++++ Exercise inputs ++++

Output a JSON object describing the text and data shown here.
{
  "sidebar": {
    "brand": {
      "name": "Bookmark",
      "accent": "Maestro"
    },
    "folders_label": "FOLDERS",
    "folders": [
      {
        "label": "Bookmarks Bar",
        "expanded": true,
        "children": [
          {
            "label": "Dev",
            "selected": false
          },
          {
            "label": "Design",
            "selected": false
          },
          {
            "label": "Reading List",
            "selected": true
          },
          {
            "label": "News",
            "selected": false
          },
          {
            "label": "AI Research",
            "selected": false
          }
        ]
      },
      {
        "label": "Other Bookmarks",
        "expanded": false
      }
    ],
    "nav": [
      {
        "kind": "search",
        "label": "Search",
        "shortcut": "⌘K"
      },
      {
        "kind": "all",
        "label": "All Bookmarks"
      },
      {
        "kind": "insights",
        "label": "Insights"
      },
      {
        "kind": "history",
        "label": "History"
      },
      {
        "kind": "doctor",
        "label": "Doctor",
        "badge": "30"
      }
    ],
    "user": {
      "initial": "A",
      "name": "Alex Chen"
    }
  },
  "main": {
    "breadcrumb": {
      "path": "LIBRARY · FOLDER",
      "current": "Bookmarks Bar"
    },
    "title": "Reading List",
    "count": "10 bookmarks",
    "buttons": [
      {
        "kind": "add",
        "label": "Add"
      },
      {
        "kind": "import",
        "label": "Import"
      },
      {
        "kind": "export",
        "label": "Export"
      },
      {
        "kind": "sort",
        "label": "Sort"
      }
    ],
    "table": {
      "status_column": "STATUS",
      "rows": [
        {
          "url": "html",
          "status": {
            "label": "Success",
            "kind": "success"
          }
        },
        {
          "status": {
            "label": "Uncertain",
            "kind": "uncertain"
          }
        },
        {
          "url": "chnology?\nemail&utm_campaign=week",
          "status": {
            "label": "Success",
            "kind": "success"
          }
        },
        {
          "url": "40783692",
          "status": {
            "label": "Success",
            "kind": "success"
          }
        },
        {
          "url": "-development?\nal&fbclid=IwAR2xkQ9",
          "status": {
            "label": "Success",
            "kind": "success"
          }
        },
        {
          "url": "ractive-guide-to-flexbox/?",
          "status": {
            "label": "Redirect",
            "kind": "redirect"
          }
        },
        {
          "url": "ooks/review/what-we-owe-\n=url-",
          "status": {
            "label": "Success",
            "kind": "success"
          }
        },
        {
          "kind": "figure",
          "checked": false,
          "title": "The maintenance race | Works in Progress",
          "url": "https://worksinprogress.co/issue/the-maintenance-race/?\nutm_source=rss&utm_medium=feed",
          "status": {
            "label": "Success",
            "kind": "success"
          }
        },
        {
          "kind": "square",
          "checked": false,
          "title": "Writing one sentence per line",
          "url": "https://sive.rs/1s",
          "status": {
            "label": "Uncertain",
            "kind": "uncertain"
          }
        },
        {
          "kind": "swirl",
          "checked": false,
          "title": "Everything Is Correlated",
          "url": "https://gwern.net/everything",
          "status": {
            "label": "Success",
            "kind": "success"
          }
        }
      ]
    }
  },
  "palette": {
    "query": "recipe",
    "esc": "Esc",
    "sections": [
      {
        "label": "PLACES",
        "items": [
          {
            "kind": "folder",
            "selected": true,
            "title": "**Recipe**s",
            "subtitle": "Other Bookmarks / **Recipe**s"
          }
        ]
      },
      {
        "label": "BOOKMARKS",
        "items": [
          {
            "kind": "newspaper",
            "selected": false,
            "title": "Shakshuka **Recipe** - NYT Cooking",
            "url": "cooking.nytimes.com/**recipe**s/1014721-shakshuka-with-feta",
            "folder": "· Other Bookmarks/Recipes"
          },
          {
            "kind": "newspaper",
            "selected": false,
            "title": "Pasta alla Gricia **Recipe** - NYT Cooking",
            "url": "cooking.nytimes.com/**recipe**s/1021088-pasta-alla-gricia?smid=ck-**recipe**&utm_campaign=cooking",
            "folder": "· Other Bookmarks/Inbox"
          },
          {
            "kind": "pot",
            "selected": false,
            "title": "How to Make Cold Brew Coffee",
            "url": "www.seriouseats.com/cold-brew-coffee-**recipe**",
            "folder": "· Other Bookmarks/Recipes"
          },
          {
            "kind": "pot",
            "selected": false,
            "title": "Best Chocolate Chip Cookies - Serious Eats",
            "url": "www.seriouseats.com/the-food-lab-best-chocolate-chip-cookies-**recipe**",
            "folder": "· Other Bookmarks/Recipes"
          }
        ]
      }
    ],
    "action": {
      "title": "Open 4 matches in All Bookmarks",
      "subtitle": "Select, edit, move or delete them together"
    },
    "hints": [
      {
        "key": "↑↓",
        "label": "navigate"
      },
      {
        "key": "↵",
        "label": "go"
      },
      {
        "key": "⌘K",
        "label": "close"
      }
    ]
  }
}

++++

» **What this task involves**:
Repeat the entries above exactly, leaving nothing out.

» **Task result**:
Output a JSON object describing the text and data shown here.
{
  "sidebar": {
    "brand": {
      "name": "Bookmark",
      "accent": "Maestro"
    },
    "folders_label": "FOLDERS",
    "folders": [
      {
        "label": "Bookmarks Bar",
        "expanded": true,
        "children": [
          {
            "label": "Dev",
            "selected": false
          },
          {
            "label": "Design",
            "selected": false
          },
          {
            "label": "Reading List",
            "selected": true
          },
          {
            "label": "News",
            "selected": false
          },
          {
            "label": "AI Research",
            "selected": false
          }
        ]
      },
      {
        "label": "Other Bookmarks",
        "expanded": false
      }
    ],
    "nav": [
      {
        "kind": "search",
        "label": "Search",
        "shortcut": "⌘K"
      },
      {
        "kind": "all",
        "label": "All Bookmarks"
      },
      {
        "kind": "insights",
        "label": "Insights"
      },
      {
        "kind": "history",
        "label": "History"
      },
      {
        "kind": "doctor",
        "label": "Doctor",
        "badge": "30"
      }
    ],
    "user": {
      "initial": "A",
      "name": "Alex Chen"
    }
  },
  "main": {
    "breadcrumb": {
      "path": "LIBRARY · FOLDER",
      "current": "Bookmarks Bar"
    },
    "title": "Reading List",
    "count": "10 bookmarks",
    "buttons": [
      {
        "kind": "add",
        "label": "Add"
      },
      {
        "kind": "import",
        "label": "Import"
      },
      {
        "kind": "export",
        "label": "Export"
      },
      {
        "kind": "sort",
        "label": "Sort"
      }
    ],
    "table": {
      "status_column": "STATUS",
      "rows": [
        {
          "url": "html",
          "status": {
            "label": "Success",
            "kind": "success"
          }
        },
        {
          "status": {
            "label": "Uncertain",
            "kind": "uncertain"
          }
        },
        {
          "url": "chnology?\nemail&utm_campaign=week",
          "status": {
            "label": "Success",
            "kind": "success"
          }
        },
        {
          "url": "40783692",
          "status": {
            "label": "Success",
            "kind": "success"
          }
        },
        {
          "url": "-development?\nal&fbclid=IwAR2xkQ9",
          "status": {
            "label": "Success",
            "kind": "success"
          }
        },
        {
          "url": "ractive-guide-to-flexbox/?",
          "status": {
            "label": "Redirect",
            "kind": "redirect"
          }
        },
        {
          "url": "ooks/review/what-we-owe-\n=url-",
          "status": {
            "label": "Success",
            "kind": "success"
          }
        },
        {
          "kind": "figure",
          "checked": false,
          "title": "The maintenance race | Works in Progress",
          "url": "https://worksinprogress.co/issue/the-maintenance-race/?\nutm_source=rss&utm_medium=feed",
          "status": {
            "label": "Success",
            "kind": "success"
          }
        },
        {
          "kind": "square",
          "checked": false,
          "title": "Writing one sentence per line",
          "url": "https://sive.rs/1s",
          "status": {
            "label": "Uncertain",
            "kind": "uncertain"
          }
        },
        {
          "kind": "swirl",
          "checked": false,
          "title": "Everything Is Correlated",
          "url": "https://gwern.net/everything",
          "status": {
            "label": "Success",
            "kind": "success"
          }
        }
      ]
    }
  },
  "palette": {
    "query": "recipe",
    "esc": "Esc",
    "sections": [
      {
        "label": "PLACES",
        "items": [
          {
            "kind": "folder",
            "selected": true,
            "title": "**Recipe**s",
            "subtitle": "Other Bookmarks / **Recipe**s"
          }
        ]
      },
      {
        "label": "BOOKMARKS",
        "items": [
          {
            "kind": "newspaper",
            "selected": false,
            "title": "Shakshuka **Recipe** - NYT Cooking",
            "url": "cooking.nytimes.com/**recipe**s/1014721-shakshuka-with-feta",
            "folder": "· Other Bookmarks/Recipes"
          },
          {
            "kind": "newspaper",
            "selected": false,
            "title": "Pasta alla Gricia **Recipe** - NYT Cooking",
            "url": "cooking.nytimes.com/**recipe**s/1021088-pasta-alla-gricia?smid=ck-**recipe**&utm_campaign=cooking",
            "folder": "· Other Bookmarks/Inbox"
          },
          {
            "kind": "pot",
            "selected": false,
            "title": "How to Make Cold Brew Coffee",
            "url": "www.seriouseats.com/cold-brew-coffee-**recipe**",
            "folder": "· Other Bookmarks/Recipes"
          },
          {
            "kind": "pot",
            "selected": false,
            "title": "Best Chocolate Chip Cookies - Serious Eats",
            "url": "www.seriouseats.com/the-food-lab-best-chocolate-chip-cookies-**recipe**",
            "folder": "· Other Bookmarks/Recipes"
          }
        ]
      }
    ],
    "action": {
      "title": "Open 4 matches in All Bookmarks",
      "subtitle": "Select, edit, move or delete them together"
    },
    "hints": [
      {
        "key": "↑↓",
        "label": "navigate"
      },
      {
        "key": "↵",
        "label": "go"
      },
      {
        "key": "⌘K",
        "label": "close"
      }
    ]
  }
}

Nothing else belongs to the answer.